Stored records
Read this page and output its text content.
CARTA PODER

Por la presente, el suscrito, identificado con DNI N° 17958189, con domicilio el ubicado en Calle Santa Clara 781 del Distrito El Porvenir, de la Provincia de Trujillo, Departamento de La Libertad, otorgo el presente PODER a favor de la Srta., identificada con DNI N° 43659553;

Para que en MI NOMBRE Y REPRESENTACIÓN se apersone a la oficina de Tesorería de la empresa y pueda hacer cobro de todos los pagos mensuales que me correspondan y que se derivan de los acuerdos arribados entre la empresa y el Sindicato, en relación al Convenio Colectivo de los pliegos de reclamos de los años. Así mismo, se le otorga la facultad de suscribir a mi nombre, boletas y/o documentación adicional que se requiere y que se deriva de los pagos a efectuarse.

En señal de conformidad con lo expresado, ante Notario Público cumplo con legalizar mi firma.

◆ **What this task involves**: Retype each record exactly, leaving nothing out.

◆ **Written response**:
Read this page and output its text content.
CARTA PODER

Por la presente, el suscrito, identificado con DNI N° 17958189, con domicilio el ubicado en Calle Santa Clara 781 del Distrito El Porvenir, de la Provincia de Trujillo, Departamento de La Libertad, otorgo el presente PODER a favor de la Srta., identificada con DNI N° 43659553;

Para que en MI NOMBRE Y REPRESENTACIÓN se apersone a la oficina de Tesorería de la empresa y pueda hacer cobro de todos los pagos mensuales que me correspondan y que se derivan de los acuerdos arribados entre la empresa y el Sindicato, en relación al Convenio Colectivo de los pliegos de reclamos de los años. Así mismo, se le otorga la facultad de suscribir a mi nombre, boletas y/o documentación adicional que se requiere y que se deriva de los pagos a efectuarse.

En señal de conformidad con lo expresado, ante Notario Público cumplo con legalizar mi firma.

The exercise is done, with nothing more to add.